» **TO BE DONE**
Reproduce the listing below word for word, with no pictures.

· · ·

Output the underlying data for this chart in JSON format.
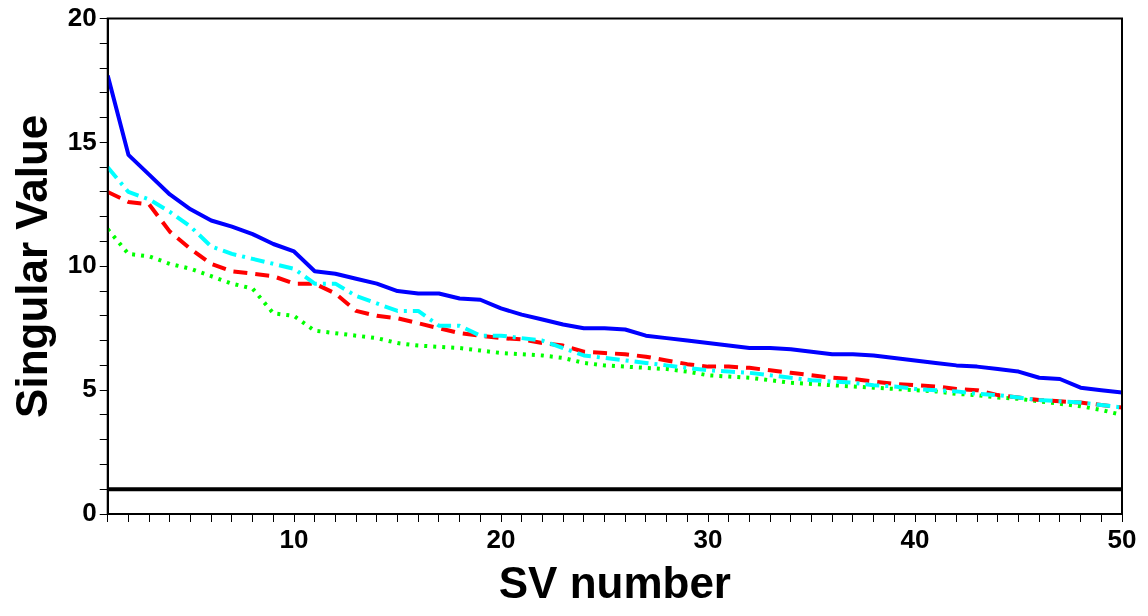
{
  "chart_data": {
    "type": "line",
    "xlabel": "SV number",
    "ylabel": "Singular Value",
    "x": [
      1,
      2,
      3,
      4,
      5,
      6,
      7,
      8,
      9,
      10,
      11,
      12,
      13,
      14,
      15,
      16,
      17,
      18,
      19,
      20,
      21,
      22,
      23,
      24,
      25,
      26,
      27,
      28,
      29,
      30,
      31,
      32,
      33,
      34,
      35,
      36,
      37,
      38,
      39,
      40,
      41,
      42,
      43,
      44,
      45,
      46,
      47,
      48,
      49,
      50
    ],
    "series": [
      {
        "color": "#0000ff",
        "line_style": "solid",
        "values": [
          17.7,
          14.5,
          13.7,
          12.9,
          12.3,
          11.85,
          11.6,
          11.3,
          10.9,
          10.6,
          9.8,
          9.7,
          9.5,
          9.3,
          9.0,
          8.9,
          8.9,
          8.7,
          8.65,
          8.3,
          8.05,
          7.85,
          7.65,
          7.5,
          7.5,
          7.45,
          7.2,
          7.1,
          7.0,
          6.9,
          6.8,
          6.7,
          6.7,
          6.65,
          6.55,
          6.45,
          6.45,
          6.4,
          6.3,
          6.2,
          6.1,
          6.0,
          5.95,
          5.85,
          5.75,
          5.5,
          5.45,
          5.1,
          5.0,
          4.9
        ]
      },
      {
        "color": "#00ffff",
        "line_style": "dashdot",
        "values": [
          14.0,
          13.0,
          12.7,
          12.2,
          11.6,
          10.8,
          10.5,
          10.3,
          10.1,
          9.9,
          9.3,
          9.3,
          8.8,
          8.5,
          8.2,
          8.2,
          7.6,
          7.6,
          7.2,
          7.2,
          7.1,
          7.0,
          6.7,
          6.4,
          6.3,
          6.2,
          6.1,
          6.0,
          5.9,
          5.8,
          5.75,
          5.7,
          5.6,
          5.5,
          5.4,
          5.35,
          5.3,
          5.2,
          5.15,
          5.05,
          5.0,
          4.95,
          4.85,
          4.8,
          4.7,
          4.6,
          4.55,
          4.5,
          4.4,
          4.3
        ]
      },
      {
        "color": "#ff0000",
        "line_style": "dashed",
        "values": [
          13.0,
          12.6,
          12.5,
          11.4,
          10.7,
          10.1,
          9.8,
          9.7,
          9.6,
          9.3,
          9.3,
          8.9,
          8.2,
          8.0,
          7.9,
          7.7,
          7.5,
          7.3,
          7.2,
          7.1,
          7.05,
          6.9,
          6.8,
          6.55,
          6.5,
          6.45,
          6.35,
          6.2,
          6.05,
          5.95,
          5.95,
          5.9,
          5.8,
          5.7,
          5.6,
          5.5,
          5.45,
          5.35,
          5.25,
          5.2,
          5.15,
          5.05,
          5.0,
          4.8,
          4.7,
          4.6,
          4.55,
          4.5,
          4.4,
          4.3
        ]
      },
      {
        "color": "#00ff00",
        "line_style": "dotted",
        "values": [
          11.5,
          10.5,
          10.4,
          10.1,
          9.9,
          9.6,
          9.3,
          9.1,
          8.1,
          8.0,
          7.4,
          7.3,
          7.2,
          7.1,
          6.9,
          6.8,
          6.75,
          6.7,
          6.6,
          6.5,
          6.45,
          6.4,
          6.3,
          6.1,
          6.0,
          5.95,
          5.9,
          5.85,
          5.75,
          5.6,
          5.55,
          5.5,
          5.4,
          5.3,
          5.25,
          5.2,
          5.15,
          5.1,
          5.05,
          5.0,
          4.95,
          4.85,
          4.8,
          4.7,
          4.65,
          4.55,
          4.45,
          4.35,
          4.2,
          4.0
        ]
      }
    ],
    "xlim": [
      1,
      50
    ],
    "xticks": [
      {
        "value": 1,
        "label": null
      },
      {
        "value": 2,
        "label": null
      },
      {
        "value": 3,
        "label": null
      },
      {
        "value": 4,
        "label": null
      },
      {
        "value": 5,
        "label": null
      },
      {
        "value": 6,
        "label": null
      },
      {
        "value": 7,
        "label": null
      },
      {
        "value": 8,
        "label": null
      },
      {
        "value": 9,
        "label": null
      },
      10,
      {
        "value": 11,
        "label": null
      },
      {
        "value": 12,
        "label": null
      },
      {
        "value": 13,
        "label": null
      },
      {
        "value": 14,
        "label": null
      },
      {
        "value": 15,
        "label": null
      },
      {
        "value": 16,
        "label": null
      },
      {
        "value": 17,
        "label": null
      },
      {
        "value": 18,
        "label": null
      },
      {
        "value": 19,
        "label": null
      },
      20,
      {
        "value": 21,
        "label": null
      },
      {
        "value": 22,
        "label": null
      },
      {
        "value": 23,
        "label": null
      },
      {
        "value": 24,
        "label": null
      },
      {
        "value": 25,
        "label": null
      },
      {
        "value": 26,
        "label": null
      },
      {
        "value": 27,
        "label": null
      },
      {
        "value": 28,
        "label": null
      },
      {
        "value": 29,
        "label": null
      },
      30,
      {
        "value": 31,
        "label": null
      },
      {
        "value": 32,
        "label": null
      },
      {
        "value": 33,
        "label": null
      },
      {
        "value": 34,
        "label": null
      },
      {
        "value": 35,
        "label": null
      },
      {
        "value": 36,
        "label": null
      },
      {
        "value": 37,
        "label": null
      },
      {
        "value": 38,
        "label": null
      },
      {
        "value": 39,
        "label": null
      },
      40,
      {
        "value": 41,
        "label": null
      },
      {
        "value": 42,
        "label": null
      },
      {
        "value": 43,
        "label": null
      },
      {
        "value": 44,
        "label": null
      },
      {
        "value": 45,
        "label": null
      },
      {
        "value": 46,
        "label": null
      },
      {
        "value": 47,
        "label": null
      },
      {
        "value": 48,
        "label": null
      },
      {
        "value": 49,
        "label": null
      },
      50
    ],
    "ylim": [
      0,
      20
    ],
    "yticks": [
      0,
      {
        "value": 1,
        "label": null
      },
      {
        "value": 2,
        "label": null
      },
      {
        "value": 3,
        "label": null
      },
      {
        "value": 4,
        "label": null
      },
      5,
      {
        "value": 6,
        "label": null
      },
      {
        "value": 7,
        "label": null
      },
      {
        "value": 8,
        "label": null
      },
      {
        "value": 9,
        "label": null
      },
      10,
      {
        "value": 11,
        "label": null
      },
      {
        "value": 12,
        "label": null
      },
      {
        "value": 13,
        "label": null
      },
      {
        "value": 14,
        "label": null
      },
      15,
      {
        "value": 16,
        "label": null
      },
      {
        "value": 17,
        "label": null
      },
      {
        "value": 18,
        "label": null
      },
      {
        "value": 19,
        "label": null
      },
      20
    ],
    "ref_lines": [
      {
        "axis": "y",
        "value": 1,
        "color": "#000000",
        "line_style": "solid"
      }
    ],
    "grid": false,
    "legend": false,
    "marker": "none"
  }
}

· · ·

» **TASK ANSWER**
Output the underlying data for this chart in JSON format.
{
  "chart_data": {
    "type": "line",
    "xlabel": "SV number",
    "ylabel": "Singular Value",
    "x": [
      1,
      2,
      3,
      4,
      5,
      6,
      7,
      8,
      9,
      10,
      11,
      12,
      13,
      14,
      15,
      16,
      17,
      18,
      19,
      20,
      21,
      22,
      23,
      24,
      25,
      26,
      27,
      28,
      29,
      30,
      31,
      32,
      33,
      34,
      35,
      36,
      37,
      38,
      39,
      40,
      41,
      42,
      43,
      44,
      45,
      46,
      47,
      48,
      49,
      50
    ],
    "series": [
      {
        "color": "#0000ff",
        "line_style": "solid",
        "values": [
          17.7,
          14.5,
          13.7,
          12.9,
          12.3,
          11.85,
          11.6,
          11.3,
          10.9,
          10.6,
          9.8,
          9.7,
          9.5,
          9.3,
          9.0,
          8.9,
          8.9,
          8.7,
          8.65,
          8.3,
          8.05,
          7.85,
          7.65,
          7.5,
          7.5,
          7.45,
          7.2,
          7.1,
          7.0,
          6.9,
          6.8,
          6.7,
          6.7,
          6.65,
          6.55,
          6.45,
          6.45,
          6.4,
          6.3,
          6.2,
          6.1,
          6.0,
          5.95,
          5.85,
          5.75,
          5.5,
          5.45,
          5.1,
          5.0,
          4.9
        ]
      },
      {
        "color": "#00ffff",
        "line_style": "dashdot",
        "values": [
          14.0,
          13.0,
          12.7,
          12.2,
          11.6,
          10.8,
          10.5,
          10.3,
          10.1,
          9.9,
          9.3,
          9.3,
          8.8,
          8.5,
          8.2,
          8.2,
          7.6,
          7.6,
          7.2,
          7.2,
          7.1,
          7.0,
          6.7,
          6.4,
          6.3,
          6.2,
          6.1,
          6.0,
          5.9,
          5.8,
          5.75,
          5.7,
          5.6,
          5.5,
          5.4,
          5.35,
          5.3,
          5.2,
          5.15,
          5.05,
          5.0,
          4.95,
          4.85,
          4.8,
          4.7,
          4.6,
          4.55,
          4.5,
          4.4,
          4.3
        ]
      },
      {
        "color": "#ff0000",
        "line_style": "dashed",
        "values": [
          13.0,
          12.6,
          12.5,
          11.4,
          10.7,
          10.1,
          9.8,
          9.7,
          9.6,
          9.3,
          9.3,
          8.9,
          8.2,
          8.0,
          7.9,
          7.7,
          7.5,
          7.3,
          7.2,
          7.1,
          7.05,
          6.9,
          6.8,
          6.55,
          6.5,
          6.45,
          6.35,
          6.2,
          6.05,
          5.95,
          5.95,
          5.9,
          5.8,
          5.7,
          5.6,
          5.5,
          5.45,
          5.35,
          5.25,
          5.2,
          5.15,
          5.05,
          5.0,
          4.8,
          4.7,
          4.6,
          4.55,
          4.5,
          4.4,
          4.3
        ]
      },
      {
        "color": "#00ff00",
        "line_style": "dotted",
        "values": [
          11.5,
          10.5,
          10.4,
          10.1,
          9.9,
          9.6,
          9.3,
          9.1,
          8.1,
          8.0,
          7.4,
          7.3,
          7.2,
          7.1,
          6.9,
          6.8,
          6.75,
          6.7,
          6.6,
          6.5,
          6.45,
          6.4,
          6.3,
          6.1,
          6.0,
          5.95,
          5.9,
          5.85,
          5.75,
          5.6,
          5.55,
          5.5,
          5.4,
          5.3,
          5.25,
          5.2,
          5.15,
          5.1,
          5.05,
          5.0,
          4.95,
          4.85,
          4.8,
          4.7,
          4.65,
          4.55,
          4.45,
          4.35,
          4.2,
          4.0
        ]
      }
    ],
    "xlim": [
      1,
      50
    ],
    "xticks": [
      {
        "value": 1,
        "label": null
      },
      {
        "value": 2,
        "label": null
      },
      {
        "value": 3,
        "label": null
      },
      {
        "value": 4,
        "label": null
      },
      {
        "value": 5,
        "label": null
      },
      {
        "value": 6,
        "label": null
      },
      {
        "value": 7,
        "label": null
      },
      {
        "value": 8,
        "label": null
      },
      {
        "value": 9,
        "label": null
      },
      10,
      {
        "value": 11,
        "label": null
      },
      {
        "value": 12,
        "label": null
      },
      {
        "value": 13,
        "label": null
      },
      {
        "value": 14,
        "label": null
      },
      {
        "value": 15,
        "label": null
      },
      {
        "value": 16,
        "label": null
      },
      {
        "value": 17,
        "label": null
      },
      {
        "value": 18,
        "label": null
      },
      {
        "value": 19,
        "label": null
      },
      20,
      {
        "value": 21,
        "label": null
      },
      {
        "value": 22,
        "label": null
      },
      {
        "value": 23,
        "label": null
      },
      {
        "value": 24,
        "label": null
      },
      {
        "value": 25,
        "label": null
      },
      {
        "value": 26,
        "label": null
      },
      {
        "value": 27,
        "label": null
      },
      {
        "value": 28,
        "label": null
      },
      {
        "value": 29,
        "label": null
      },
      30,
      {
        "value": 31,
        "label": null
      },
      {
        "value": 32,
        "label": null
      },
      {
        "value": 33,
        "label": null
      },
      {
        "value": 34,
        "label": null
      },
      {
        "value": 35,
        "label": null
      },
      {
        "value": 36,
        "label": null
      },
      {
        "value": 37,
        "label": null
      },
      {
        "value": 38,
        "label": null
      },
      {
        "value": 39,
        "label": null
      },
      40,
      {
        "value": 41,
        "label": null
      },
      {
        "value": 42,
        "label": null
      },
      {
        "value": 43,
        "label": null
      },
      {
        "value": 44,
        "label": null
      },
      {
        "value": 45,
        "label": null
      },
      {
        "value": 46,
        "label": null
      },
      {
        "value": 47,
        "label": null
      },
      {
        "value": 48,
        "label": null
      },
      {
        "value": 49,
        "label": null
      },
      50
    ],
    "ylim": [
      0,
      20
    ],
    "yticks": [
      0,
      {
        "value": 1,
        "label": null
      },
      {
        "value": 2,
        "label": null
      },
      {
        "value": 3,
        "label": null
      },
      {
        "value": 4,
        "label": null
      },
      5,
      {
        "value": 6,
        "label": null
      },
      {
        "value": 7,
        "label": null
      },
      {
        "value": 8,
        "label": null
      },
      {
        "value": 9,
        "label": null
      },
      10,
      {
        "value": 11,
        "label": null
      },
      {
        "value": 12,
        "label": null
      },
      {
        "value": 13,
        "label": null
      },
      {
        "value": 14,
        "label": null
      },
      15,
      {
        "value": 16,
        "label": null
      },
      {
        "value": 17,
        "label": null
      },
      {
        "value": 18,
        "label": null
      },
      {
        "value": 19,
        "label": null
      },
      20
    ],
    "ref_lines": [
      {
        "axis": "y",
        "value": 1,
        "color": "#000000",
        "line_style": "solid"
      }
    ],
    "grid": false,
    "legend": false,
    "marker": "none"
  }
}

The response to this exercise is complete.